Return each line of the data below exactly, omitting any pictures.

>> begin EXERCISE MATERIALS

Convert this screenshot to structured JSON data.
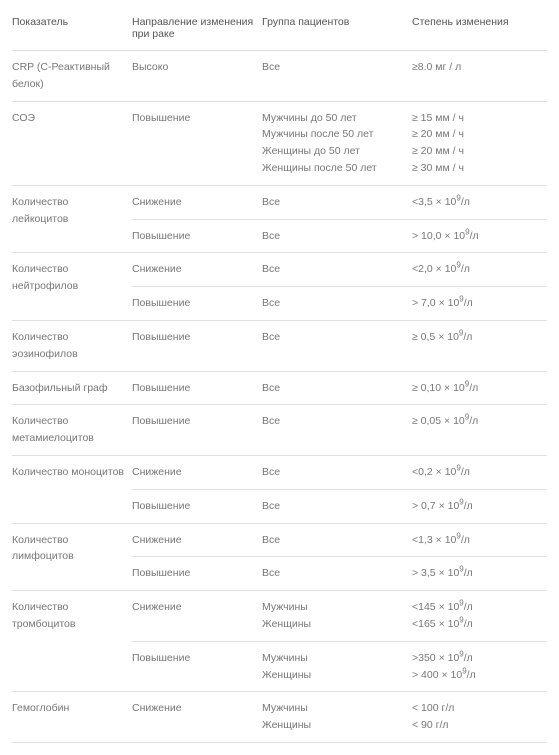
{
  "headers": {
    "indicator": "Показатель",
    "direction": "Направление изменения при раке",
    "group": "Группа пациентов",
    "degree": "Степень изменения"
  },
  "rows": {
    "crp": {
      "indicator": "CRP (С-Реактивный белок)",
      "direction": "Высоко",
      "group": "Все",
      "degree": "≥8.0 мг / л"
    },
    "esr": {
      "indicator": "СОЭ",
      "direction": "Повышение",
      "group1": "Мужчины до 50 лет",
      "degree1": "≥ 15 мм / ч",
      "group2": "Мужчины после 50 лет",
      "degree2": "≥ 20 мм / ч",
      "group3": "Женщины до 50 лет",
      "degree3": "≥ 20 мм / ч",
      "group4": "Женщины после 50 лет",
      "degree4": "≥ 30 мм / ч"
    },
    "wbc": {
      "indicator": "Количество лейкоцитов",
      "r1_dir": "Снижение",
      "r1_group": "Все",
      "r1_deg_pre": "<3,5 × 10",
      "r1_sup": "9",
      "r1_deg_post": "/л",
      "r2_dir": "Повышение",
      "r2_group": "Все",
      "r2_deg_pre": "> 10,0 × 10",
      "r2_sup": "9",
      "r2_deg_post": "/л"
    },
    "neut": {
      "indicator": "Количество нейтрофилов",
      "r1_dir": "Снижение",
      "r1_group": "Все",
      "r1_deg_pre": "<2,0 × 10",
      "r1_sup": "9",
      "r1_deg_post": "/л",
      "r2_dir": "Повышение",
      "r2_group": "Все",
      "r2_deg_pre": "> 7,0 × 10",
      "r2_sup": "9",
      "r2_deg_post": "/л"
    },
    "eos": {
      "indicator": "Количество эозинофилов",
      "direction": "Повышение",
      "group": "Все",
      "deg_pre": "≥ 0,5 × 10",
      "sup": "9",
      "deg_post": "/л"
    },
    "baso": {
      "indicator": "Базофильный граф",
      "direction": "Повышение",
      "group": "Все",
      "deg_pre": "≥ 0,10 × 10",
      "sup": "9",
      "deg_post": "/л"
    },
    "meta": {
      "indicator": "Количество метамиелоцитов",
      "direction": "Повышение",
      "group": "Все",
      "deg_pre": "≥ 0,05 × 10",
      "sup": "9",
      "deg_post": "/л"
    },
    "mono": {
      "indicator": "Количество моноцитов",
      "r1_dir": "Снижение",
      "r1_group": "Все",
      "r1_deg_pre": "<0,2 × 10",
      "r1_sup": "9",
      "r1_deg_post": "/л",
      "r2_dir": "Повышение",
      "r2_group": "Все",
      "r2_deg_pre": "> 0,7 × 10",
      "r2_sup": "9",
      "r2_deg_post": "/л"
    },
    "lymph": {
      "indicator": "Количество лимфоцитов",
      "r1_dir": "Снижение",
      "r1_group": "Все",
      "r1_deg_pre": "<1,3 × 10",
      "r1_sup": "9",
      "r1_deg_post": "/л",
      "r2_dir": "Повышение",
      "r2_group": "Все",
      "r2_deg_pre": "> 3,5 × 10",
      "r2_sup": "9",
      "r2_deg_post": "/л"
    },
    "plat": {
      "indicator": "Количество тромбоцитов",
      "r1_dir": "Снижение",
      "r1_g1": "Мужчины",
      "r1_d1_pre": "<145 × 10",
      "r1_d1_sup": "9",
      "r1_d1_post": "/л",
      "r1_g2": "Женщины",
      "r1_d2_pre": "<165 × 10",
      "r1_d2_sup": "9",
      "r1_d2_post": "/л",
      "r2_dir": "Повышение",
      "r2_g1": "Мужчины",
      "r2_d1_pre": ">350 × 10",
      "r2_d1_sup": "9",
      "r2_d1_post": "/л",
      "r2_g2": "Женщины",
      "r2_d2_pre": "> 400 × 10",
      "r2_d2_sup": "9",
      "r2_d2_post": "/л"
    },
    "hgb": {
      "indicator": "Гемоглобин",
      "direction": "Снижение",
      "g1": "Мужчины",
      "d1": "< 100 г/л",
      "g2": "Женщины",
      "d2": "< 90 г/л"
    }
  }
}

>> end EXERCISE MATERIALS

WRITTEN ANSWER:
Convert this screenshot to structured JSON data.
{
  "headers": {
    "indicator": "Показатель",
    "direction": "Направление изменения при раке",
    "group": "Группа пациентов",
    "degree": "Степень изменения"
  },
  "rows": {
    "crp": {
      "indicator": "CRP (С-Реактивный белок)",
      "direction": "Высоко",
      "group": "Все",
      "degree": "≥8.0 мг / л"
    },
    "esr": {
      "indicator": "СОЭ",
      "direction": "Повышение",
      "group1": "Мужчины до 50 лет",
      "degree1": "≥ 15 мм / ч",
      "group2": "Мужчины после 50 лет",
      "degree2": "≥ 20 мм / ч",
      "group3": "Женщины до 50 лет",
      "degree3": "≥ 20 мм / ч",
      "group4": "Женщины после 50 лет",
      "degree4": "≥ 30 мм / ч"
    },
    "wbc": {
      "indicator": "Количество лейкоцитов",
      "r1_dir": "Снижение",
      "r1_group": "Все",
      "r1_deg_pre": "<3,5 × 10",
      "r1_sup": "9",
      "r1_deg_post": "/л",
      "r2_dir": "Повышение",
      "r2_group": "Все",
      "r2_deg_pre": "> 10,0 × 10",
      "r2_sup": "9",
      "r2_deg_post": "/л"
    },
    "neut": {
      "indicator": "Количество нейтрофилов",
      "r1_dir": "Снижение",
      "r1_group": "Все",
      "r1_deg_pre": "<2,0 × 10",
      "r1_sup": "9",
      "r1_deg_post": "/л",
      "r2_dir": "Повышение",
      "r2_group": "Все",
      "r2_deg_pre": "> 7,0 × 10",
      "r2_sup": "9",
      "r2_deg_post": "/л"
    },
    "eos": {
      "indicator": "Количество эозинофилов",
      "direction": "Повышение",
      "group": "Все",
      "deg_pre": "≥ 0,5 × 10",
      "sup": "9",
      "deg_post": "/л"
    },
    "baso": {
      "indicator": "Базофильный граф",
      "direction": "Повышение",
      "group": "Все",
      "deg_pre": "≥ 0,10 × 10",
      "sup": "9",
      "deg_post": "/л"
    },
    "meta": {
      "indicator": "Количество метамиелоцитов",
      "direction": "Повышение",
      "group": "Все",
      "deg_pre": "≥ 0,05 × 10",
      "sup": "9",
      "deg_post": "/л"
    },
    "mono": {
      "indicator": "Количество моноцитов",
      "r1_dir": "Снижение",
      "r1_group": "Все",
      "r1_deg_pre": "<0,2 × 10",
      "r1_sup": "9",
      "r1_deg_post": "/л",
      "r2_dir": "Повышение",
      "r2_group": "Все",
      "r2_deg_pre": "> 0,7 × 10",
      "r2_sup": "9",
      "r2_deg_post": "/л"
    },
    "lymph": {
      "indicator": "Количество лимфоцитов",
      "r1_dir": "Снижение",
      "r1_group": "Все",
      "r1_deg_pre": "<1,3 × 10",
      "r1_sup": "9",
      "r1_deg_post": "/л",
      "r2_dir": "Повышение",
      "r2_group": "Все",
      "r2_deg_pre": "> 3,5 × 10",
      "r2_sup": "9",
      "r2_deg_post": "/л"
    },
    "plat": {
      "indicator": "Количество тромбоцитов",
      "r1_dir": "Снижение",
      "r1_g1": "Мужчины",
      "r1_d1_pre": "<145 × 10",
      "r1_d1_sup": "9",
      "r1_d1_post": "/л",
      "r1_g2": "Женщины",
      "r1_d2_pre": "<165 × 10",
      "r1_d2_sup": "9",
      "r1_d2_post": "/л",
      "r2_dir": "Повышение",
      "r2_g1": "Мужчины",
      "r2_d1_pre": ">350 × 10",
      "r2_d1_sup": "9",
      "r2_d1_post": "/л",
      "r2_g2": "Женщины",
      "r2_d2_pre": "> 400 × 10",
      "r2_d2_sup": "9",
      "r2_d2_post": "/л"
    },
    "hgb": {
      "indicator": "Гемоглобин",
      "direction": "Снижение",
      "g1": "Мужчины",
      "d1": "< 100 г/л",
      "g2": "Женщины",
      "d2": "< 90 г/л"
    }
  }
}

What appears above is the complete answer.